== PROBLEM DETAILS ==
Wherever "库存剩余" appears in a line, copy that line.

── SOURCE DATA ──

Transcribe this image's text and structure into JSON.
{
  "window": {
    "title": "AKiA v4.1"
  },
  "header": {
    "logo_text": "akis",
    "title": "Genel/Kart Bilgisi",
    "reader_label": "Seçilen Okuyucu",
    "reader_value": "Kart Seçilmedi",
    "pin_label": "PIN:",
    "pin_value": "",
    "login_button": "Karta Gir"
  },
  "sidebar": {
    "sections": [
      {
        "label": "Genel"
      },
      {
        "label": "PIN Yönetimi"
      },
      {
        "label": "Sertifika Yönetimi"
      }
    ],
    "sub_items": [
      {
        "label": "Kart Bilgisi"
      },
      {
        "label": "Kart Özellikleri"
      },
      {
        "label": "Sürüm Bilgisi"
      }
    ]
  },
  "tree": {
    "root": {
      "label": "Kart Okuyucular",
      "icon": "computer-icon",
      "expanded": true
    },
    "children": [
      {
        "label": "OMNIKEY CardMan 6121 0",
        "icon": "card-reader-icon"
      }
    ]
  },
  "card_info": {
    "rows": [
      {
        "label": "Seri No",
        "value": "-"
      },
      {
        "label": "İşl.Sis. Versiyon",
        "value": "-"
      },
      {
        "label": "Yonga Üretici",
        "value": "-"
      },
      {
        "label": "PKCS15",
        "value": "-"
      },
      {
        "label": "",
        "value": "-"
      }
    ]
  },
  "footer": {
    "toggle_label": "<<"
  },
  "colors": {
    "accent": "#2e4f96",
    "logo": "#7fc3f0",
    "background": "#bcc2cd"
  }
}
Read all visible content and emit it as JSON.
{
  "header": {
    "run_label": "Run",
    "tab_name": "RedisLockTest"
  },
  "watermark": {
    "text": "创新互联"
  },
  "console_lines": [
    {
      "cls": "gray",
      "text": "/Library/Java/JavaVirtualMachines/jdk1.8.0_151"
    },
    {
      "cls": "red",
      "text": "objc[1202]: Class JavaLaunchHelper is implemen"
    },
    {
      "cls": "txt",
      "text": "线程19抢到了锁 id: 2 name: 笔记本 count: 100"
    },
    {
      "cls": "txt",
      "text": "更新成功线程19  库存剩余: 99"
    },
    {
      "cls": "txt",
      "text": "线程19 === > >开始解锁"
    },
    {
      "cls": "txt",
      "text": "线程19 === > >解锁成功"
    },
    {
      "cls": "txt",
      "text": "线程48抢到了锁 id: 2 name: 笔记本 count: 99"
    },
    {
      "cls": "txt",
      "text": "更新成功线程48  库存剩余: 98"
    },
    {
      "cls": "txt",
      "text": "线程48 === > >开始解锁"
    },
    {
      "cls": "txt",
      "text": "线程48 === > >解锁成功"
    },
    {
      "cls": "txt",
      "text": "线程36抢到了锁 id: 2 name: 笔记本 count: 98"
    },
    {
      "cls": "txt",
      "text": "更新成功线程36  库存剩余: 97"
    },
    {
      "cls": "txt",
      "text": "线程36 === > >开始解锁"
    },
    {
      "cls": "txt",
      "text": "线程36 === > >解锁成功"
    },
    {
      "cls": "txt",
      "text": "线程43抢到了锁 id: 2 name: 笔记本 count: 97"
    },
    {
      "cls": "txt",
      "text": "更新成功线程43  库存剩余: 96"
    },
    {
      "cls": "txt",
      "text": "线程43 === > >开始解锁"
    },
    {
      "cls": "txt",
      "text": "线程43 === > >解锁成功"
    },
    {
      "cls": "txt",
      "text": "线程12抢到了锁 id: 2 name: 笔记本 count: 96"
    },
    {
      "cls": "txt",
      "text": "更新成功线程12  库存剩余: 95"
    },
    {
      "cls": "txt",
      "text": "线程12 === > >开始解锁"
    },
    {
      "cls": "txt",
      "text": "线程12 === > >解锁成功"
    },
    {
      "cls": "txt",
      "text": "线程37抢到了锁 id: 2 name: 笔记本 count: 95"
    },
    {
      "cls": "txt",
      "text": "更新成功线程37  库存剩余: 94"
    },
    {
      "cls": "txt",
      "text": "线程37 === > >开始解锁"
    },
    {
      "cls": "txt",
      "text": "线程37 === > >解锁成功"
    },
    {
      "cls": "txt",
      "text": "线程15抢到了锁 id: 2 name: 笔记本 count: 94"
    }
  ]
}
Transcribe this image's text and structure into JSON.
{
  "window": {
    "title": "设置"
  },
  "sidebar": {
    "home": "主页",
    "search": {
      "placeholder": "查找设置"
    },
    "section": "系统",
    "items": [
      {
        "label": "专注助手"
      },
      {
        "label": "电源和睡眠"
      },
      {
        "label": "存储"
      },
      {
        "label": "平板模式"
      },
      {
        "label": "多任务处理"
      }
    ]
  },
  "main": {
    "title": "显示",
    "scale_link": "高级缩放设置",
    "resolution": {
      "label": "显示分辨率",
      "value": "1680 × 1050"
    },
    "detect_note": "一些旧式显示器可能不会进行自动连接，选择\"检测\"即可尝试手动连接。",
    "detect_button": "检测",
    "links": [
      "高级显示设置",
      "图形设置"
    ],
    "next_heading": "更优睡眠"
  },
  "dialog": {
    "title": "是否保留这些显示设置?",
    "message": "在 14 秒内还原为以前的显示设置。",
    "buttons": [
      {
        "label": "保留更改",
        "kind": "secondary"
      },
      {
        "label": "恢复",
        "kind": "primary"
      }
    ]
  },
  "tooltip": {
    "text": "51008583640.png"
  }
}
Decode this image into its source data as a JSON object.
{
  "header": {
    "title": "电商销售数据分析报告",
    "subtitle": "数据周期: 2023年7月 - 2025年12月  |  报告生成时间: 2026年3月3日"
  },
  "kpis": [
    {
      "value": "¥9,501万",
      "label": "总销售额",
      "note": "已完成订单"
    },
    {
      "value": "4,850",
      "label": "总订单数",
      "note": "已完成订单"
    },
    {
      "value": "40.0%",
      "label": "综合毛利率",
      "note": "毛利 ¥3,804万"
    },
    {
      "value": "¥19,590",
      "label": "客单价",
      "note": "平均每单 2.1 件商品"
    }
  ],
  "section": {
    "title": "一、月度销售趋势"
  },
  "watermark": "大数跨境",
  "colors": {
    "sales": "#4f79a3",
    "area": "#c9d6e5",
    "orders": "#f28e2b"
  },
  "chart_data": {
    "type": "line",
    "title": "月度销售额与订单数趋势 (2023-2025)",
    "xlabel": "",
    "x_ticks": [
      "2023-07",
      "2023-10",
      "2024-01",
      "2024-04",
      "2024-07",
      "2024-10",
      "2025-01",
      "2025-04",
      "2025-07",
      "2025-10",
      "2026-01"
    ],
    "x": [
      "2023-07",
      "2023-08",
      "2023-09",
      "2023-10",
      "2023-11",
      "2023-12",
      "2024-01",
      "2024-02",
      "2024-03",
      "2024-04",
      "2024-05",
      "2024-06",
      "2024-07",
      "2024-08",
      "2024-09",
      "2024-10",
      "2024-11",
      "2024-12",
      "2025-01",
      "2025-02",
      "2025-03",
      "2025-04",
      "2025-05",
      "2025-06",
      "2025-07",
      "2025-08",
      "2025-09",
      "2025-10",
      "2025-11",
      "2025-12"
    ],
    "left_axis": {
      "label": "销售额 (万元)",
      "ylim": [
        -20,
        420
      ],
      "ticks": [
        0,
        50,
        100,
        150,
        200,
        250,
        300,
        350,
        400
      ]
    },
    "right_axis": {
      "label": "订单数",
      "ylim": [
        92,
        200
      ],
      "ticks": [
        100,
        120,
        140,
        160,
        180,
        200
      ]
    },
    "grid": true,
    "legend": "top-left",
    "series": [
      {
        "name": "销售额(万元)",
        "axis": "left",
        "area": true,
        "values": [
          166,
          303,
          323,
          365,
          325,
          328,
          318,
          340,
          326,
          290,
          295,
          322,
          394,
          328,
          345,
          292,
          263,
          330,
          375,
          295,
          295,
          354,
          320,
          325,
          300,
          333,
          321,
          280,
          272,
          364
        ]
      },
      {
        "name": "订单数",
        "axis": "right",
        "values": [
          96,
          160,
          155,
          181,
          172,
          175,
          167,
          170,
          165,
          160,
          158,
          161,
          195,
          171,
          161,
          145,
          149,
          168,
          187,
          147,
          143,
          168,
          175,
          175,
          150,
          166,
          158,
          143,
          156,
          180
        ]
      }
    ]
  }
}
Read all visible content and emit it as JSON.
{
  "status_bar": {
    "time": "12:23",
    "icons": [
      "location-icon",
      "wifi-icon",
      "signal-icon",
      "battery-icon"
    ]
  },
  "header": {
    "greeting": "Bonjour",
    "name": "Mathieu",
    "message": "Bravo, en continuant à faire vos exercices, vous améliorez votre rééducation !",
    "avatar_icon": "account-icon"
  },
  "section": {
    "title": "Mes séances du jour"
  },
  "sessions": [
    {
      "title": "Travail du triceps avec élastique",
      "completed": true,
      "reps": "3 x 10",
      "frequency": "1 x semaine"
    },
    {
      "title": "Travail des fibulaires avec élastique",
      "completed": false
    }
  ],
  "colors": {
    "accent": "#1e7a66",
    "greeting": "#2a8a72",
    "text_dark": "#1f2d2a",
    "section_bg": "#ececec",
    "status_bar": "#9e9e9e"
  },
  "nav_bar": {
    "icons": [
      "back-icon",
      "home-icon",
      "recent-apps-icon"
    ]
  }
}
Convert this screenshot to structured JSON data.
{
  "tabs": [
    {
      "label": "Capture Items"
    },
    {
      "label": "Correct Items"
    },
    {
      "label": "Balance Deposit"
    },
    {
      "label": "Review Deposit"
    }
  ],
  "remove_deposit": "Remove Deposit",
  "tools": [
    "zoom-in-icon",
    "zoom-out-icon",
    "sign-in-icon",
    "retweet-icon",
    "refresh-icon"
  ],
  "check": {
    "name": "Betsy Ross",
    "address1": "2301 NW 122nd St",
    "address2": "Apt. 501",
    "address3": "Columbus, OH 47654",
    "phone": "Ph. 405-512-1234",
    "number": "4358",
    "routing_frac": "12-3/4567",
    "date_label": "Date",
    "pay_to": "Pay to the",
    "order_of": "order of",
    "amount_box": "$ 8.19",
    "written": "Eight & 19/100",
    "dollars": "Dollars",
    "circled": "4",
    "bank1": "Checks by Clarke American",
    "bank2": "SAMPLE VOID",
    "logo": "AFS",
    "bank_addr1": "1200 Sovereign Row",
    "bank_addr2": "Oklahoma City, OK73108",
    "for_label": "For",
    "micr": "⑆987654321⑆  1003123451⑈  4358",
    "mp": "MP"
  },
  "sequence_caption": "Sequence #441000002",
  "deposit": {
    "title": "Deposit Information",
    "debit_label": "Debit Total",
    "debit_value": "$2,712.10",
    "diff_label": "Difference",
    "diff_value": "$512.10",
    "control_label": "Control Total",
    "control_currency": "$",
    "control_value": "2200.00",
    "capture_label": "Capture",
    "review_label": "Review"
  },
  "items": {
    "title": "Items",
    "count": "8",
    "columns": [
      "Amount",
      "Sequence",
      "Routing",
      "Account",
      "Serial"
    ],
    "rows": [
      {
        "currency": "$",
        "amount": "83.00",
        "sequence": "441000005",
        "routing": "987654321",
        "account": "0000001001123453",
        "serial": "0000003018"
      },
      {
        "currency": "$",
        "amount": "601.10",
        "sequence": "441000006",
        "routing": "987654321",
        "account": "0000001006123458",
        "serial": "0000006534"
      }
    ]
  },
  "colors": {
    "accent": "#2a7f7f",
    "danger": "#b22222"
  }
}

───

== ANSWER BELOW ==
      "text": "更新成功线程19  库存剩余: 99"
      "text": "更新成功线程48  库存剩余: 98"
      "text": "更新成功线程36  库存剩余: 97"
      "text": "更新成功线程43  库存剩余: 96"
      "text": "更新成功线程12  库存剩余: 95"
      "text": "更新成功线程37  库存剩余: 94"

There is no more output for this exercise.